Wednesday, February 15, 2012

1.05BN QPM using MySQL Cluster 7.2

We've passed another performance milestone using MySQL Cluster. In 2002 we passed the limit of 1M reads per second. Now we've passed the milestone of 1B reads per minute. We achieved 1.05BN reads per minute on an 8-node cluster using MySQL Cluster 7.2.5.

The benchmark used the latest MySQL Cluster version, available on launchpad and to be released as MySQL Cluster 7.2.5. The benchmark program is flexAsynch. Each read is a transaction consisting of a read of an entire row consisting of 25 attributes, each 4 bytes in size. flexAsynch uses the asynchronous feature of the NDB API which enables one thread to send off multiple transactions in parallel. This is handled similarly to how Node.js works with callbacks registered that reports back when a transaction is completed.

I will in a later blog discuss how an application can be designed to make optimal use of the asynchronous API to enable the application to reach these kind of performance numbers for key lookup operations.

The benchmark was executed on a set of 2-socket servers using X5670 with Infiniband interconnect and 48GB of memory per machine. There were 8 data nodes in the cluster and each machine had 1 data node placed in it. There were 10 machines running flexAsynch (1 process per machine).

We reported a similar benchmark a year ago, the results from an 8 data node set-up was 2.1M reads per second (8X improvement) and using 8 machines the set-up was 16 data nodes where we reached 4.3M reads per second (4X improvement). This dramatic improvement is possible since we have made each data node make more effective use of the available hardware threads. Previously each data node exploited about 6 CPUs with 8 threads, in this benchmark we used about 14 CPUs with 24 threads. We've also removed a number of bottlenecks and the configuration of the threads is done in such a manner as to handle many different loads well.

Required actions:
- a) From the MySQL Cluster benchmark post, write out the passage that begins at the words "We reported a" and ends after the words "different loads well.".
- b) Extend the MySQL Cluster benchmark post with the next part, picking up after its final sentence.

Extracted entries:
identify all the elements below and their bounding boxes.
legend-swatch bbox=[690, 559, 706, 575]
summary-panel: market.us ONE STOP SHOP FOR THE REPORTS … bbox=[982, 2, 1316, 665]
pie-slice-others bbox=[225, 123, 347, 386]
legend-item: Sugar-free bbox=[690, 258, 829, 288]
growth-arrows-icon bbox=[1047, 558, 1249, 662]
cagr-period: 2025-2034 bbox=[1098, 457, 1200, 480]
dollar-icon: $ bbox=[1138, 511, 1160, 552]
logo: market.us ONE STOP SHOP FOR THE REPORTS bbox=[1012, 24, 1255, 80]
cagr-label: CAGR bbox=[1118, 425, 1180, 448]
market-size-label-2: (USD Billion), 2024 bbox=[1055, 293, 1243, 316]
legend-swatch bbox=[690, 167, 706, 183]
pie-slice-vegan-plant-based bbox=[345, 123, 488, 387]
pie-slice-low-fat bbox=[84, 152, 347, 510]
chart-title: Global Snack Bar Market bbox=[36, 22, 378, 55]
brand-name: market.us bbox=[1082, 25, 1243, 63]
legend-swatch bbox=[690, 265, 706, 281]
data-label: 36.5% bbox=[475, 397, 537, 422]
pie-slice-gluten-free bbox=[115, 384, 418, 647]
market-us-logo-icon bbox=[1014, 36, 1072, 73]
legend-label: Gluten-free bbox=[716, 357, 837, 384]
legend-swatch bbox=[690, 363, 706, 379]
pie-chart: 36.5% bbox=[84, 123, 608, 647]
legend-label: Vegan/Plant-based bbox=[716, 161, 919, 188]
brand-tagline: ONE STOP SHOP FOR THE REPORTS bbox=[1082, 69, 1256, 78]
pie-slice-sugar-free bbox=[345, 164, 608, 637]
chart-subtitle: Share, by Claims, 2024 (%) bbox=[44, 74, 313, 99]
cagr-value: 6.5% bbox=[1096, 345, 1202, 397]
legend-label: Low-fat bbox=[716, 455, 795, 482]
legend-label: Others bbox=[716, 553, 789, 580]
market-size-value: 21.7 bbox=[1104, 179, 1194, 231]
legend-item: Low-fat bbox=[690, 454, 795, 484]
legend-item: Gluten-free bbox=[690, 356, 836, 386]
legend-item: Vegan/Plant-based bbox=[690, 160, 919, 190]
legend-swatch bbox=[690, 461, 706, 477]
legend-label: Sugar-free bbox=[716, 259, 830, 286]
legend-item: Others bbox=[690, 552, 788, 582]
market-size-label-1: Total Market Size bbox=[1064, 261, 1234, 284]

Outputs for the tasks:
- a)
We reported a similar benchmark a year ago, the results from an 8 data node set-up was 2.1M reads per second (8X improvement) and using 8 machines the set-up was 16 data nodes where we reached 4.3M reads per second (4X improvement). This dramatic improvement is possible since we have made each data node make more effective use of the available hardware threads. Previously each data node exploited about 6 CPUs with 8 threads, in this benchmark we used about 14 CPUs with 24 threads. We've also removed a number of bottlenecks and the configuration of the threads is done in such a manner as to handle many different loads well.

- b)
We have also improved the update numbers from 1.3M updates per second in an 8-node setup to now reaching 1.9M updates per second in a similar set-up.

The scripts required to run the benchmark are available on our benchmark page. We've placed the configuration file used to drive the benchmark in the dbt2-0.37.50 tarball in the examples directory.

You can learn more about all of the enhancements in MySQL Cluster 7.2 from our Developer Zone article.

40 comments:

Anonymous said...

Could you elaborate to an uneducated reader whether we talk QPM or TPM? Numbers from about a year ago spoke of TPS - 2.46M write tps (~147M write tpm), 6.82M read tps (~400M read tpm), http://mikaelronstrom.blogspot.com/2011/04/mysql-cluster-running-246m-updates-per.html

Mikael Ronstrom said...

In this case TPM and QPM is equivalent. There is one query per transaction and the query is a primary key lookup reading 25 attributes which are 4 bytes each.

In the case of updates it is also equivalent where a transaction consists of one update of all 25 attributes using the primary key as index.

TPS is per second and QPM is per minute.

John Ward said...

Hey there Mikael, those are quite astonishing results.. What kind of storage are you using on the back end?

Mikael Ronstrom said...

These benchmarks are done on read benchmarks on main memory data, so disks are not really involved in the benchmark. I will later report on benchmarks also on updates where we have machines with advanced IO as well. Stay tuned.

Andy said...

Mikael,

1) What if the data set is bigger than RAM? Say I'm using mainstream SSD's such as Intel 320 - would MySQL Cluster by any faster than regular MySQL with such IO-bound workload? What type of performance per node can be expected in this case - 10k rps? 100k rps?

2) Would you recommend running MySQL on a single node? Eventually I may need to scale out but initially I'd like to use just 1 machine

Dimitri said...

Kudos, Mikael! :-)

getting 1.5M TPS in 2002 was already something out of imagination (specially that the code was not far from alpha level stability yet ;-))

and reaching over 16M TPS 10 years later is looking not less amazing!! :-)) So, x10 times speed-up in 10 years! but I'm pretty sure you're able to reach more, no? ;-)

there is no word about bottlenecks you're meeting.. - keeping in mind that NDB today is free of lock contentions, what is your limit today? only HW or anything else?..

Thank you!

Rgds,
-Dimitri

Mikael Ronstrom said...

MySQL Cluster supports placing non-indexed data on disk and many use this on production workloads. We haven't spent so much time doing benchmarks to see exactly what the limitations are.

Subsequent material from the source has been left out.